▸ **Exercise requirements**
Check every line for the word "title" and give the number of lines where it occurs, nothing else.

▸ **Supplied data**
+===+
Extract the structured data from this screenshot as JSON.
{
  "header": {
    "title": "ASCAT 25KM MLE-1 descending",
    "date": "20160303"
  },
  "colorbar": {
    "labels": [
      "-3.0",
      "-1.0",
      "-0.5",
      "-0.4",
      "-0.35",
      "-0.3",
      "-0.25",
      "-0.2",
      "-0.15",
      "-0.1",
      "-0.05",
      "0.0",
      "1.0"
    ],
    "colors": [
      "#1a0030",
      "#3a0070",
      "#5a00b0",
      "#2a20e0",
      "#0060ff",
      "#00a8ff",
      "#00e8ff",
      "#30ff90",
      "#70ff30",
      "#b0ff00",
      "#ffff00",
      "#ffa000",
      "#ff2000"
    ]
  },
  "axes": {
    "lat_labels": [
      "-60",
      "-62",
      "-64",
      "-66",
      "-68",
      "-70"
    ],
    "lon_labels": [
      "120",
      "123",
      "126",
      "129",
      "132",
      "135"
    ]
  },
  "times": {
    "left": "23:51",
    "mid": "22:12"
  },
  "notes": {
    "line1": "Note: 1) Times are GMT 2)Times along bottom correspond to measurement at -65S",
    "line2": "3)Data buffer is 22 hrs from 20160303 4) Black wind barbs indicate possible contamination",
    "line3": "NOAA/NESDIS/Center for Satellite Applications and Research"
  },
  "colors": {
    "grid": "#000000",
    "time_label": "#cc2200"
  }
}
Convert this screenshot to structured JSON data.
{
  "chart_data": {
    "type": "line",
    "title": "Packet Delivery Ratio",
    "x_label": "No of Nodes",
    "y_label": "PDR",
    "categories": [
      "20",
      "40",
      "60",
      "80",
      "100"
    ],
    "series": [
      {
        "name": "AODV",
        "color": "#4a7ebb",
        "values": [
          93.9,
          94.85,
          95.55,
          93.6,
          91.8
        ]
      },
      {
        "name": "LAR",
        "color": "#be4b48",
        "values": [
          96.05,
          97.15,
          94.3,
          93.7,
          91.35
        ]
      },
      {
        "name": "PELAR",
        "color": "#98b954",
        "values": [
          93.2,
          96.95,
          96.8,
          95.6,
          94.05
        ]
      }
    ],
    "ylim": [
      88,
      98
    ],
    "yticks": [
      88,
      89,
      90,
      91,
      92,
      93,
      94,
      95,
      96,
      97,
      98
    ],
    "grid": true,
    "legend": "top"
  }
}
+===+
▸ **Output for this exercise**
2